*INSTRUCTIONS TO FOLLOW*: From the line containing "Extract all readable text from this page." through the last line of the data, return those lines exactly as written and nothing more.
--------
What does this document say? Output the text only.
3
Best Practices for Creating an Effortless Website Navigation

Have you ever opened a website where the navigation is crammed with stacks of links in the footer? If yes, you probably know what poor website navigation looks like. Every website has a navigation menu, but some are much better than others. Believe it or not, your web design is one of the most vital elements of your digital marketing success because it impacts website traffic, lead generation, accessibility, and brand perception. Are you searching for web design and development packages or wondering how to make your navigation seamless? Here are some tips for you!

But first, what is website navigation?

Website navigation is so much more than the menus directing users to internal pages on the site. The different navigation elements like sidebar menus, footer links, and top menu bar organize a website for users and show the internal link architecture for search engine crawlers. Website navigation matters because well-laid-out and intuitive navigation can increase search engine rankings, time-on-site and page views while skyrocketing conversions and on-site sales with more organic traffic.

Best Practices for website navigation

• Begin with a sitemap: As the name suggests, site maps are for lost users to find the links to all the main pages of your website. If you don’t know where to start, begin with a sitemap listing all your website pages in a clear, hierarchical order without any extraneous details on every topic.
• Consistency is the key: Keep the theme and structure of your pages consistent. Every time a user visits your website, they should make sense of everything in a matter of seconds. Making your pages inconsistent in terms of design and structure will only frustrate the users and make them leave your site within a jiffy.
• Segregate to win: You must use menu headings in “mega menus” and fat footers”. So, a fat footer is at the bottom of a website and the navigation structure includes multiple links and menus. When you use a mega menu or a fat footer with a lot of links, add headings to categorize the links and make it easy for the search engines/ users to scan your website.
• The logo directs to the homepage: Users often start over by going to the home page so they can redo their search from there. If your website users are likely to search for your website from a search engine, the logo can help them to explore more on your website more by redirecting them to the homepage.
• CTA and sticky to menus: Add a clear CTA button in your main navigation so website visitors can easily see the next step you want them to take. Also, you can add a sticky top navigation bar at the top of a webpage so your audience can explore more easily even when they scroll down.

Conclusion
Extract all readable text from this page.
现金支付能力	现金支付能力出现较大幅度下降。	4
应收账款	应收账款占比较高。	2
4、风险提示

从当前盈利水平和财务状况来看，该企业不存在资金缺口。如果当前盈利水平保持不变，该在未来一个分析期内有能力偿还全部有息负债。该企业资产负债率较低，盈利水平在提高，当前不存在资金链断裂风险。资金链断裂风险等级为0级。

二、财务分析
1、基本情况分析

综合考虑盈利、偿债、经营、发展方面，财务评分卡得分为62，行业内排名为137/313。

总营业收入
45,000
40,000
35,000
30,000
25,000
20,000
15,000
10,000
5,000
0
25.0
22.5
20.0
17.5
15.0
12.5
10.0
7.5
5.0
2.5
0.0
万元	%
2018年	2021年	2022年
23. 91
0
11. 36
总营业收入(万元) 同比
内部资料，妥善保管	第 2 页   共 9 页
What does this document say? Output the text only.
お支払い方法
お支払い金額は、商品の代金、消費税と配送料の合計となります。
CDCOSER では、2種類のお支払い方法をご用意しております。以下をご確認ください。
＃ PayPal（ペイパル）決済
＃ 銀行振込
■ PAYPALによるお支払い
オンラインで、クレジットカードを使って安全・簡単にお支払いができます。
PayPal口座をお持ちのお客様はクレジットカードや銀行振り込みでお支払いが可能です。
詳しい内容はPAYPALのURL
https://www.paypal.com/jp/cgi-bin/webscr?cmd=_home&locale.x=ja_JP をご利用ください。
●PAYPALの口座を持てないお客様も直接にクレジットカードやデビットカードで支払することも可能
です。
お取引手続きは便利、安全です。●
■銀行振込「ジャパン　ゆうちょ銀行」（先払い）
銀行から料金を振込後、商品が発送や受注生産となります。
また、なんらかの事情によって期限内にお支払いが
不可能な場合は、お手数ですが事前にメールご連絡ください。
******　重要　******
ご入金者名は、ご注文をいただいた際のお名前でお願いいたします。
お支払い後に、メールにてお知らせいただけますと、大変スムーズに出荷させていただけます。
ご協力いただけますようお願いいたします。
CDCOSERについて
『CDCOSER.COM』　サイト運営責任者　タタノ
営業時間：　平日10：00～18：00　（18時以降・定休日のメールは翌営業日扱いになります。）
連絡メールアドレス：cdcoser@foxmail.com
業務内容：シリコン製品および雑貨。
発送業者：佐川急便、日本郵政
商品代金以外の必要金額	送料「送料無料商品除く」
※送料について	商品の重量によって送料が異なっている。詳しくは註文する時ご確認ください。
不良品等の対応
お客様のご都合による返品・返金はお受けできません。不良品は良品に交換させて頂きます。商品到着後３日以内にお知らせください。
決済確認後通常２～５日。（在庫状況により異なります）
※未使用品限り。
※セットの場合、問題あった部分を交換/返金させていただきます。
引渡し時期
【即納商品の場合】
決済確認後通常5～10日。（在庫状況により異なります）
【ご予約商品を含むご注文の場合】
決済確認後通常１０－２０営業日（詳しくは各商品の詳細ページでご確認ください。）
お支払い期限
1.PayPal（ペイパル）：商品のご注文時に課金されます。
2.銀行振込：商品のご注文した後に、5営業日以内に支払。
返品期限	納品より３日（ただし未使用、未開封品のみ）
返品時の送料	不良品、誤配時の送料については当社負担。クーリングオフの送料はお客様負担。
--------
*RESPONSE TO THE EXERCISE*:
Extract all readable text from this page.
现金支付能力	现金支付能力出现较大幅度下降。	4
应收账款	应收账款占比较高。	2
4、风险提示

从当前盈利水平和财务状况来看，该企业不存在资金缺口。如果当前盈利水平保持不变，该在未来一个分析期内有能力偿还全部有息负债。该企业资产负债率较低，盈利水平在提高，当前不存在资金链断裂风险。资金链断裂风险等级为0级。

二、财务分析
1、基本情况分析

综合考虑盈利、偿债、经营、发展方面，财务评分卡得分为62，行业内排名为137/313。

总营业收入
45,000
40,000
35,000
30,000
25,000
20,000
15,000
10,000
5,000
0
25.0
22.5
20.0
17.5
15.0
12.5
10.0
7.5
5.0
2.5
0.0
万元	%
2018年	2021年	2022年
23. 91
0
11. 36
总营业收入(万元) 同比
内部资料，妥善保管	第 2 页   共 9 页
What does this document say? Output the text only.
お支払い方法
お支払い金額は、商品の代金、消費税と配送料の合計となります。
CDCOSER では、2種類のお支払い方法をご用意しております。以下をご確認ください。
＃ PayPal（ペイパル）決済
＃ 銀行振込
■ PAYPALによるお支払い
オンラインで、クレジットカードを使って安全・簡単にお支払いができます。
PayPal口座をお持ちのお客様はクレジットカードや銀行振り込みでお支払いが可能です。
詳しい内容はPAYPALのURL
https://www.paypal.com/jp/cgi-bin/webscr?cmd=_home&locale.x=ja_JP をご利用ください。
●PAYPALの口座を持てないお客様も直接にクレジットカードやデビットカードで支払することも可能
です。
お取引手続きは便利、安全です。●
■銀行振込「ジャパン　ゆうちょ銀行」（先払い）
銀行から料金を振込後、商品が発送や受注生産となります。
また、なんらかの事情によって期限内にお支払いが
不可能な場合は、お手数ですが事前にメールご連絡ください。
******　重要　******
ご入金者名は、ご注文をいただいた際のお名前でお願いいたします。
お支払い後に、メールにてお知らせいただけますと、大変スムーズに出荷させていただけます。
ご協力いただけますようお願いいたします。
CDCOSERについて
『CDCOSER.COM』　サイト運営責任者　タタノ
営業時間：　平日10：00～18：00　（18時以降・定休日のメールは翌営業日扱いになります。）
連絡メールアドレス：cdcoser@foxmail.com
業務内容：シリコン製品および雑貨。
発送業者：佐川急便、日本郵政
商品代金以外の必要金額	送料「送料無料商品除く」
※送料について	商品の重量によって送料が異なっている。詳しくは註文する時ご確認ください。
不良品等の対応
お客様のご都合による返品・返金はお受けできません。不良品は良品に交換させて頂きます。商品到着後３日以内にお知らせください。
決済確認後通常２～５日。（在庫状況により異なります）
※未使用品限り。
※セットの場合、問題あった部分を交換/返金させていただきます。
引渡し時期
【即納商品の場合】
決済確認後通常5～10日。（在庫状況により異なります）
【ご予約商品を含むご注文の場合】
決済確認後通常１０－２０営業日（詳しくは各商品の詳細ページでご確認ください。）
お支払い期限
1.PayPal（ペイパル）：商品のご注文時に課金されます。
2.銀行振込：商品のご注文した後に、5営業日以内に支払。
返品期限	納品より３日（ただし未使用、未開封品のみ）
返品時の送料	不良品、誤配時の送料については当社負担。クーリングオフの送料はお客様負担。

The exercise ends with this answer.